* **WRITTEN INSTRUCTION**: Gather up the lines with the word "time" in them.

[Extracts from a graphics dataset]
* START *

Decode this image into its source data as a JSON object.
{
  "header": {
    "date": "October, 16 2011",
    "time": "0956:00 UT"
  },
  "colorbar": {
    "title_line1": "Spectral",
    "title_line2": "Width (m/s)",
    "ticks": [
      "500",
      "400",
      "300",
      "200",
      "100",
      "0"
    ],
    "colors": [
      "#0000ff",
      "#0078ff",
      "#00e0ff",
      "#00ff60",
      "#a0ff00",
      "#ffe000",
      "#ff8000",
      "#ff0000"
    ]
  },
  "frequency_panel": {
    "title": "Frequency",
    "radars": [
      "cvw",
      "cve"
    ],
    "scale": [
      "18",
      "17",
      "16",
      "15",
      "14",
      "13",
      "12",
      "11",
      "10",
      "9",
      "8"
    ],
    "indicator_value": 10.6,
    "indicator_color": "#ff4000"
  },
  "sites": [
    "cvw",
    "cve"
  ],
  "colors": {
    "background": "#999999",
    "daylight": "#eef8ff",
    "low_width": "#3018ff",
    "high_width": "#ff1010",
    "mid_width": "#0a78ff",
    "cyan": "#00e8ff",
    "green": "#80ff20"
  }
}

* END *
* START *

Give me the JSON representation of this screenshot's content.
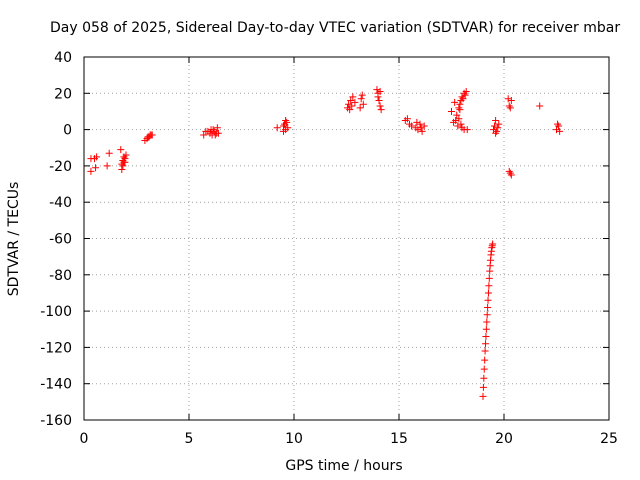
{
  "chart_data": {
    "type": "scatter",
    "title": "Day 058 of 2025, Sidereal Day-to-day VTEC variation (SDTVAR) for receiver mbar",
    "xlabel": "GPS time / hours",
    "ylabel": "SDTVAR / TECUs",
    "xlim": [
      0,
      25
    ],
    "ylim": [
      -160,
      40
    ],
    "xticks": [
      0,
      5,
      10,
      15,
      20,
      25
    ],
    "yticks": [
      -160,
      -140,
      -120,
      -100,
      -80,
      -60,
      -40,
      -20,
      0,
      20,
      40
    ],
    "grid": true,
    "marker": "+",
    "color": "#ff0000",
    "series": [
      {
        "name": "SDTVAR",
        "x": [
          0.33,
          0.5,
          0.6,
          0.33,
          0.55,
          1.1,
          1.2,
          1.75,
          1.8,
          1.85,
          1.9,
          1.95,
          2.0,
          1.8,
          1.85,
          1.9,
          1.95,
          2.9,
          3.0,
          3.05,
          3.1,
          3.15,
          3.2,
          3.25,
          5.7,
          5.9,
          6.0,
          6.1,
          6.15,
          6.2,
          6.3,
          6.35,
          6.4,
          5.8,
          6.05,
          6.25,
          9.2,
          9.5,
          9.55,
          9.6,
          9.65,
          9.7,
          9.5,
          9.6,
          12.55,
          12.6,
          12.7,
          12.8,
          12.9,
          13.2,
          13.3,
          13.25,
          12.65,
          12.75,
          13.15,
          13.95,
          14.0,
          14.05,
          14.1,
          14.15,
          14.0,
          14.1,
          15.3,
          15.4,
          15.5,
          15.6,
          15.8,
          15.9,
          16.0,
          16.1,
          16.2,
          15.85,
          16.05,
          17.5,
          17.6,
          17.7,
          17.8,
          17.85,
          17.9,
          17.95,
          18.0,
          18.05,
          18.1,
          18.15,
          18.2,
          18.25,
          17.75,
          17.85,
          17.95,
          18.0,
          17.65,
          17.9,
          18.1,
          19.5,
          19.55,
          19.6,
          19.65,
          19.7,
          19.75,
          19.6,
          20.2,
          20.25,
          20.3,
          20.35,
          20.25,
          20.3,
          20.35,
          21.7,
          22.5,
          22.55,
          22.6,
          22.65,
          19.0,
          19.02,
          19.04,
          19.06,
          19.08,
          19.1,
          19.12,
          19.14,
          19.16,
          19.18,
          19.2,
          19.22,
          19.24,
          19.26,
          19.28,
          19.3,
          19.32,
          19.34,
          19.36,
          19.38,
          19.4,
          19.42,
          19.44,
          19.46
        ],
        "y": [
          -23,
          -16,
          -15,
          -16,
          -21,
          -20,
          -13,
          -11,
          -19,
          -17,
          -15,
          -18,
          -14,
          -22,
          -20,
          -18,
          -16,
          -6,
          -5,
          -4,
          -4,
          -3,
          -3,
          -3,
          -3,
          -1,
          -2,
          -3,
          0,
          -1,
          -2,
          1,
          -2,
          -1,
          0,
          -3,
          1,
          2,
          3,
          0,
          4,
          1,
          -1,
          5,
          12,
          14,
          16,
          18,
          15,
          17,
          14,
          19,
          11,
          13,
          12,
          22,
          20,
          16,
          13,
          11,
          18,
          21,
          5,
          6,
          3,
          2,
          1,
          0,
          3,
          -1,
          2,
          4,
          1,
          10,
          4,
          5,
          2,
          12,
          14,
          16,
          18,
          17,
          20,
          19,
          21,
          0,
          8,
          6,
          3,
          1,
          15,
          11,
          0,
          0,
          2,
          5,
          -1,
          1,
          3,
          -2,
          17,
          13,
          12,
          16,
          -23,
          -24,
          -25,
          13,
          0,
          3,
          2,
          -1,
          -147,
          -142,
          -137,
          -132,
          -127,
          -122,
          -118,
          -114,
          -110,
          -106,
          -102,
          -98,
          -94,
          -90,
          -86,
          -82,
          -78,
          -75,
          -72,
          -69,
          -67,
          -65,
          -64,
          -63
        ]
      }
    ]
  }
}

* END *

* **RESPONSE TO THIS TASK**:
    "time": "0956:00 UT"
    "xlabel": "GPS time / hours",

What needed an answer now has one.